AIM »
Keep the pictures out of the copy and print all the entries below exactly.

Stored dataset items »
____

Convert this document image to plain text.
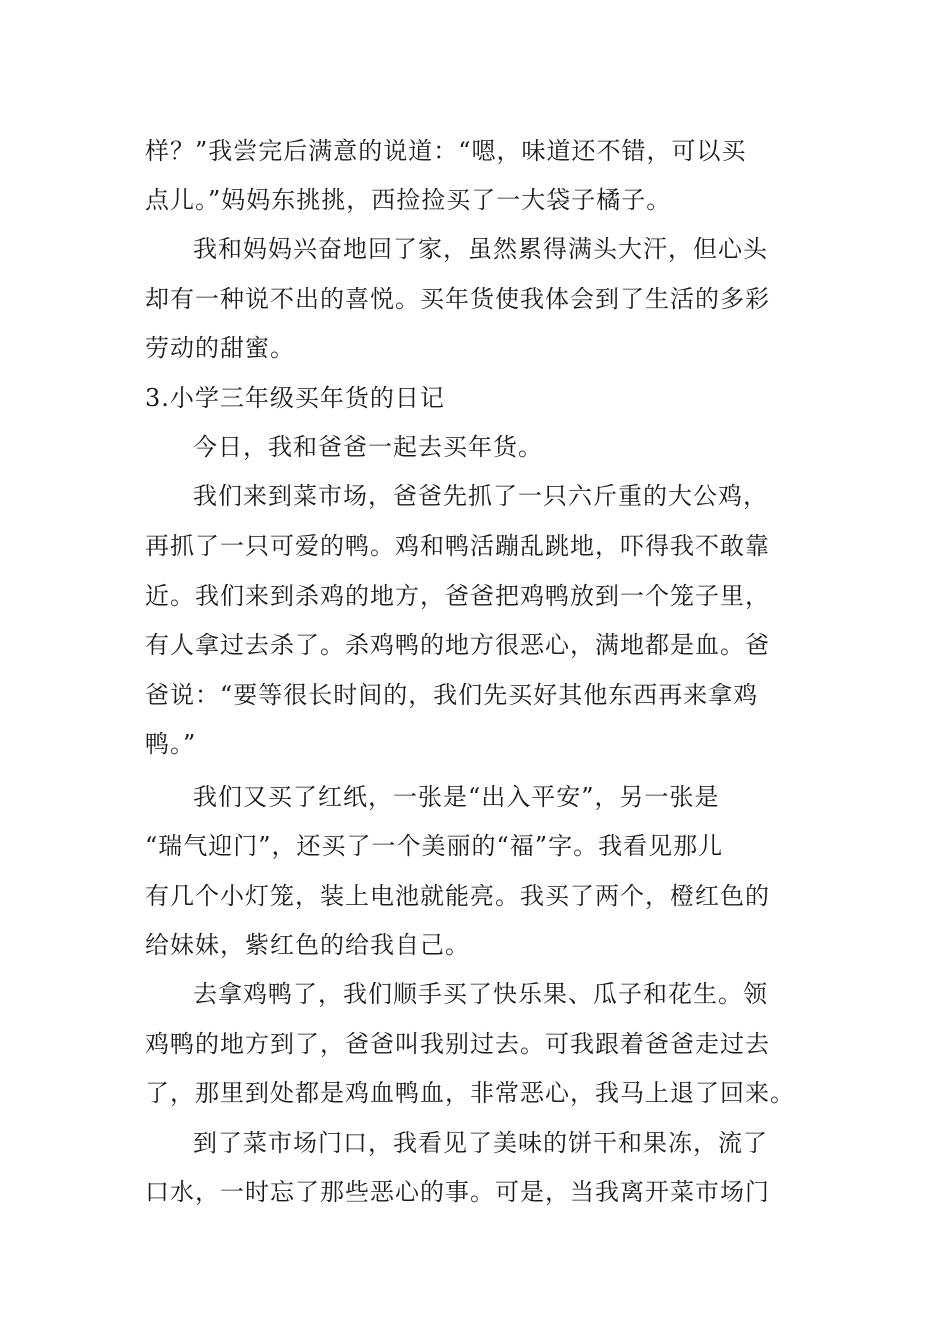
样？”我尝完后满意的说道：“嗯，味道还不错，可以买
点儿。”妈妈东挑挑，西捡捡买了一大袋子橘子。
我和妈妈兴奋地回了家，虽然累得满头大汗，但心头
却有一种说不出的喜悦。买年货使我体会到了生活的多彩
劳动的甜蜜。
3.小学三年级买年货的日记
今日，我和爸爸一起去买年货。
我们来到菜市场，爸爸先抓了一只六斤重的大公鸡，
再抓了一只可爱的鸭。鸡和鸭活蹦乱跳地，吓得我不敢靠
近。我们来到杀鸡的地方，爸爸把鸡鸭放到一个笼子里，
有人拿过去杀了。杀鸡鸭的地方很恶心，满地都是血。爸
爸说：“要等很长时间的，我们先买好其他东西再来拿鸡
鸭。”
我们又买了红纸，一张是“出入平安”，另一张是
“瑞气迎门”，还买了一个美丽的“福”字。我看见那儿
有几个小灯笼，装上电池就能亮。我买了两个，橙红色的
给妹妹，紫红色的给我自己。
去拿鸡鸭了，我们顺手买了快乐果、瓜子和花生。领
鸡鸭的地方到了，爸爸叫我别过去。可我跟着爸爸走过去
了，那里到处都是鸡血鸭血，非常恶心，我马上退了回来。
到了菜市场门口，我看见了美味的饼干和果冻，流了
口水，一时忘了那些恶心的事。可是，当我离开菜市场门
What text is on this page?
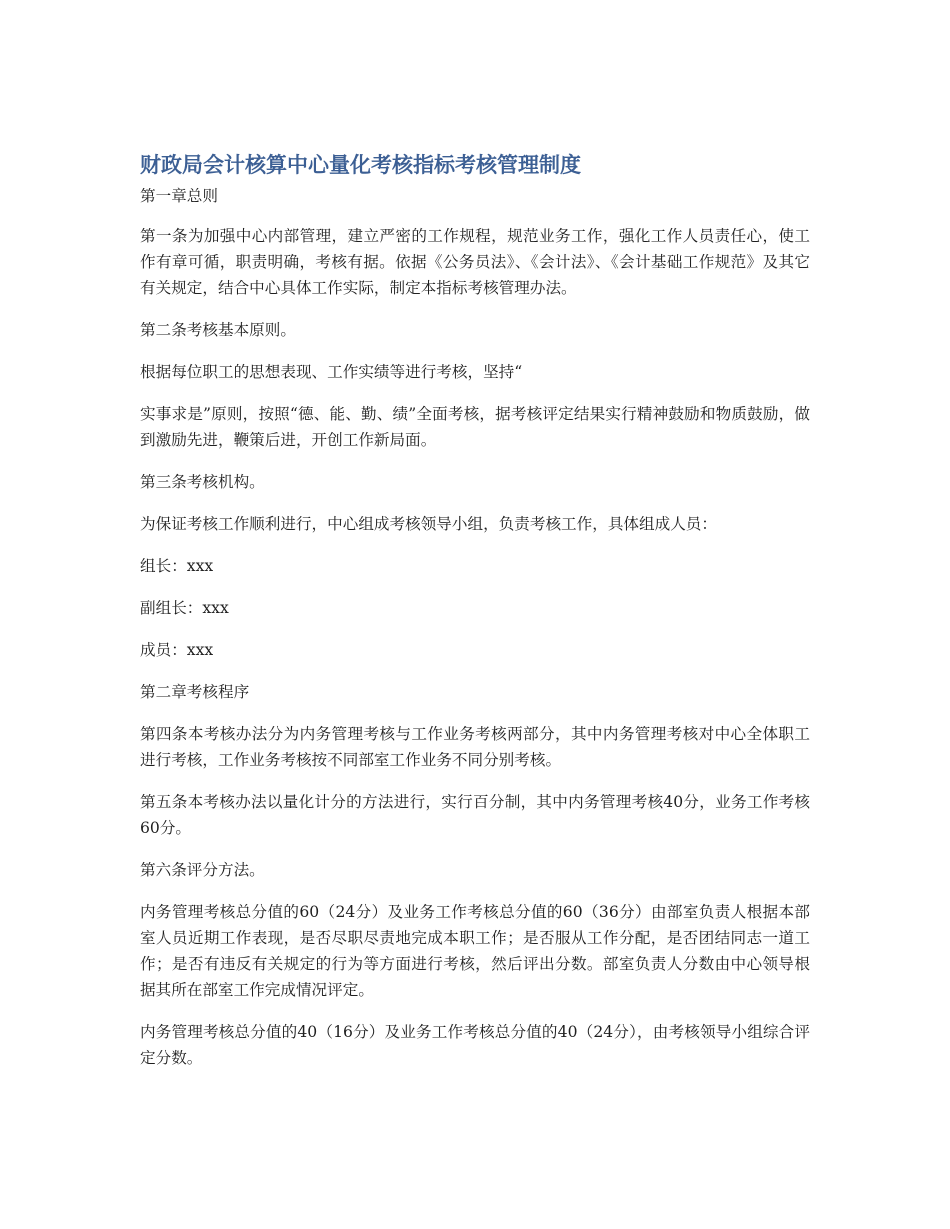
财政局会计核算中心量化考核指标考核管理制度

第一章总则

第一条为加强中心内部管理，建立严密的工作规程，规范业务工作，强化工作人员责任心，使工作有章可循，职责明确，考核有据。依据《公务员法》、《会计法》、《会计基础工作规范》及其它有关规定，结合中心具体工作实际，制定本指标考核管理办法。

第二条考核基本原则。

根据每位职工的思想表现、工作实绩等进行考核，坚持“

实事求是”原则，按照“德、能、勤、绩”全面考核，据考核评定结果实行精神鼓励和物质鼓励，做到激励先进，鞭策后进，开创工作新局面。

第三条考核机构。

为保证考核工作顺利进行，中心组成考核领导小组，负责考核工作，具体组成人员：

组长：xxx

副组长：xxx

成员：xxx

第二章考核程序

第四条本考核办法分为内务管理考核与工作业务考核两部分，其中内务管理考核对中心全体职工进行考核，工作业务考核按不同部室工作业务不同分别考核。

第五条本考核办法以量化计分的方法进行，实行百分制，其中内务管理考核40分，业务工作考核60分。

第六条评分方法。

内务管理考核总分值的60（24分）及业务工作考核总分值的60（36分）由部室负责人根据本部室人员近期工作表现，是否尽职尽责地完成本职工作；是否服从工作分配，是否团结同志一道工作；是否有违反有关规定的行为等方面进行考核，然后评出分数。部室负责人分数由中心领导根据其所在部室工作完成情况评定。

内务管理考核总分值的40（16分）及业务工作考核总分值的40（24分），由考核领导小组综合评定分数。
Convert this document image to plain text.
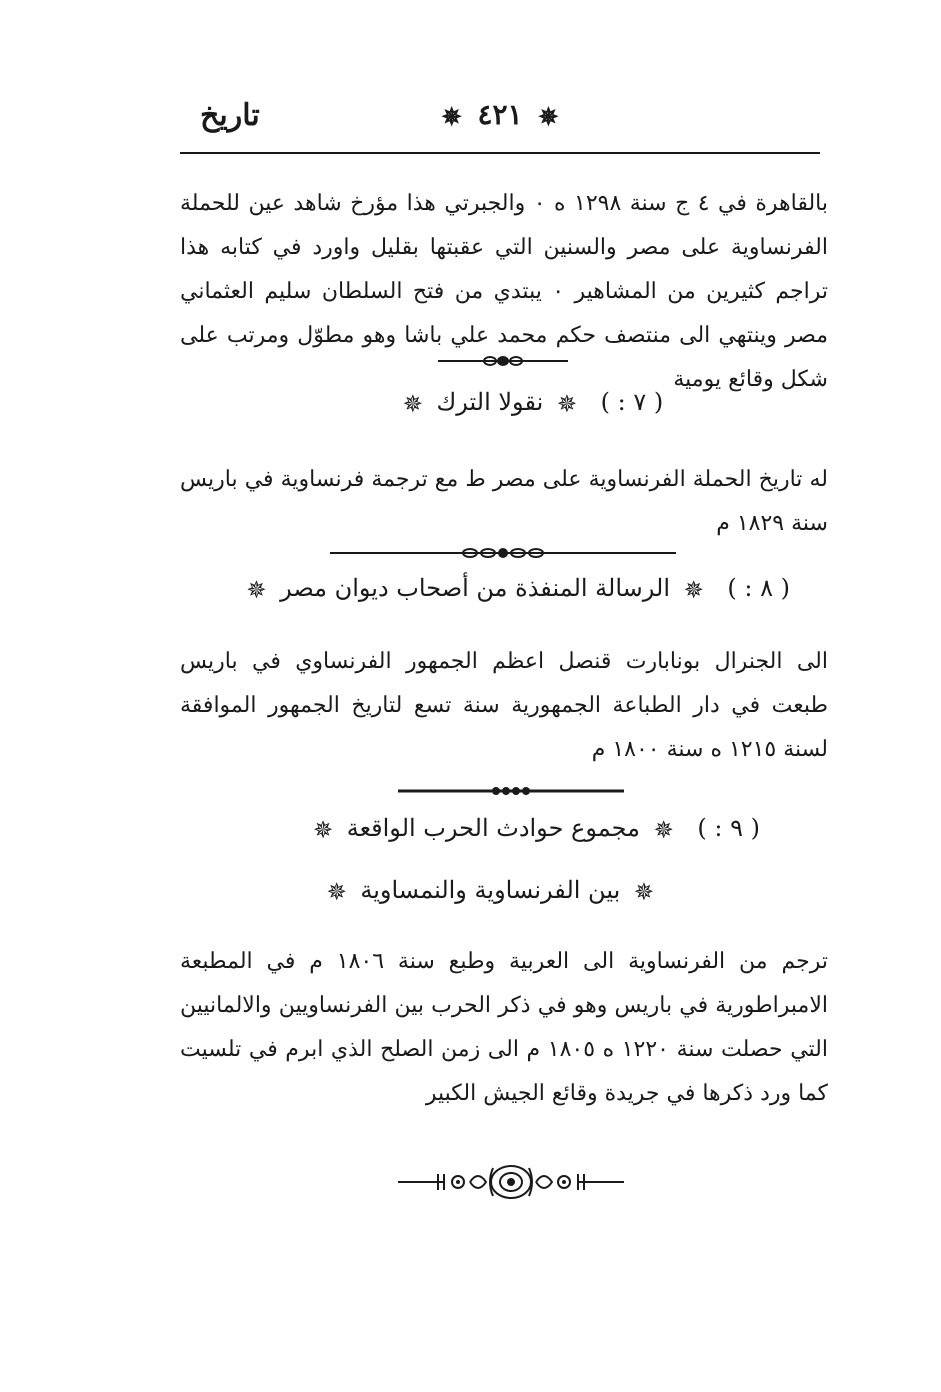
تاريخ	✵ ٤٢١ ✵
بالقاهرة في ٤ ج سنة ١٢٩٨ ه ٠ والجبرتي هذا مؤرخ شاهد عين للحملة الفرنساوية على مصر والسنين التي عقبتها بقليل واورد في كتابه هذا تراجم كثيرين من المشاهير ٠ يبتدي من فتح السلطان سليم العثماني مصر وينتهي الى منتصف حكم محمد علي باشا وهو مطوّل ومرتب على شكل وقائع يومية
( ٧ : ) ✵ نقولا الترك ✵
له تاريخ الحملة الفرنساوية على مصر ط مع ترجمة فرنساوية في باريس سنة ١٨٢٩ م
( ٨ : ) ✵ الرسالة المنفذة من أصحاب ديوان مصر ✵
الى الجنرال بونابارت قنصل اعظم الجمهور الفرنساوي في باريس طبعت في دار الطباعة الجمهورية سنة تسع لتاريخ الجمهور الموافقة لسنة ١٢١٥ ه سنة ١٨٠٠ م
( ٩ : ) ✵ مجموع حوادث الحرب الواقعة ✵
✵ بين الفرنساوية والنمساوية ✵
ترجم من الفرنساوية الى العربية وطبع سنة ١٨٠٦ م في المطبعة الامبراطورية في باريس وهو في ذكر الحرب بين الفرنساويين والالمانيين التي حصلت سنة ١٢٢٠ ه ١٨٠٥ م الى زمن الصلح الذي ابرم في تلسيت كما ورد ذكرها في جريدة وقائع الجيش الكبير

____

TASK ANSWER »
Convert this document image to plain text.
样？”我尝完后满意的说道：“嗯，味道还不错，可以买
点儿。”妈妈东挑挑，西捡捡买了一大袋子橘子。
我和妈妈兴奋地回了家，虽然累得满头大汗，但心头
却有一种说不出的喜悦。买年货使我体会到了生活的多彩
劳动的甜蜜。
3.小学三年级买年货的日记
今日，我和爸爸一起去买年货。
我们来到菜市场，爸爸先抓了一只六斤重的大公鸡，
再抓了一只可爱的鸭。鸡和鸭活蹦乱跳地，吓得我不敢靠
近。我们来到杀鸡的地方，爸爸把鸡鸭放到一个笼子里，
有人拿过去杀了。杀鸡鸭的地方很恶心，满地都是血。爸
爸说：“要等很长时间的，我们先买好其他东西再来拿鸡
鸭。”
我们又买了红纸，一张是“出入平安”，另一张是
“瑞气迎门”，还买了一个美丽的“福”字。我看见那儿
有几个小灯笼，装上电池就能亮。我买了两个，橙红色的
给妹妹，紫红色的给我自己。
去拿鸡鸭了，我们顺手买了快乐果、瓜子和花生。领
鸡鸭的地方到了，爸爸叫我别过去。可我跟着爸爸走过去
了，那里到处都是鸡血鸭血，非常恶心，我马上退了回来。
到了菜市场门口，我看见了美味的饼干和果冻，流了
口水，一时忘了那些恶心的事。可是，当我离开菜市场门
What text is on this page?
财政局会计核算中心量化考核指标考核管理制度

第一章总则

第一条为加强中心内部管理，建立严密的工作规程，规范业务工作，强化工作人员责任心，使工作有章可循，职责明确，考核有据。依据《公务员法》、《会计法》、《会计基础工作规范》及其它有关规定，结合中心具体工作实际，制定本指标考核管理办法。

第二条考核基本原则。

根据每位职工的思想表现、工作实绩等进行考核，坚持“

实事求是”原则，按照“德、能、勤、绩”全面考核，据考核评定结果实行精神鼓励和物质鼓励，做到激励先进，鞭策后进，开创工作新局面。

第三条考核机构。

为保证考核工作顺利进行，中心组成考核领导小组，负责考核工作，具体组成人员：

组长：xxx

副组长：xxx

成员：xxx

第二章考核程序

第四条本考核办法分为内务管理考核与工作业务考核两部分，其中内务管理考核对中心全体职工进行考核，工作业务考核按不同部室工作业务不同分别考核。

第五条本考核办法以量化计分的方法进行，实行百分制，其中内务管理考核40分，业务工作考核60分。

第六条评分方法。

内务管理考核总分值的60（24分）及业务工作考核总分值的60（36分）由部室负责人根据本部室人员近期工作表现，是否尽职尽责地完成本职工作；是否服从工作分配，是否团结同志一道工作；是否有违反有关规定的行为等方面进行考核，然后评出分数。部室负责人分数由中心领导根据其所在部室工作完成情况评定。

内务管理考核总分值的40（16分）及业务工作考核总分值的40（24分），由考核领导小组综合评定分数。
Convert this document image to plain text.
تاريخ	✵ ٤٢١ ✵
بالقاهرة في ٤ ج سنة ١٢٩٨ ه ٠ والجبرتي هذا مؤرخ شاهد عين للحملة الفرنساوية على مصر والسنين التي عقبتها بقليل واورد في كتابه هذا تراجم كثيرين من المشاهير ٠ يبتدي من فتح السلطان سليم العثماني مصر وينتهي الى منتصف حكم محمد علي باشا وهو مطوّل ومرتب على شكل وقائع يومية
( ٧ : ) ✵ نقولا الترك ✵
له تاريخ الحملة الفرنساوية على مصر ط مع ترجمة فرنساوية في باريس سنة ١٨٢٩ م
( ٨ : ) ✵ الرسالة المنفذة من أصحاب ديوان مصر ✵
الى الجنرال بونابارت قنصل اعظم الجمهور الفرنساوي في باريس طبعت في دار الطباعة الجمهورية سنة تسع لتاريخ الجمهور الموافقة لسنة ١٢١٥ ه سنة ١٨٠٠ م
( ٩ : ) ✵ مجموع حوادث الحرب الواقعة ✵
✵ بين الفرنساوية والنمساوية ✵
ترجم من الفرنساوية الى العربية وطبع سنة ١٨٠٦ م في المطبعة الامبراطورية في باريس وهو في ذكر الحرب بين الفرنساويين والالمانيين التي حصلت سنة ١٢٢٠ ه ١٨٠٥ م الى زمن الصلح الذي ابرم في تلسيت كما ورد ذكرها في جريدة وقائع الجيش الكبير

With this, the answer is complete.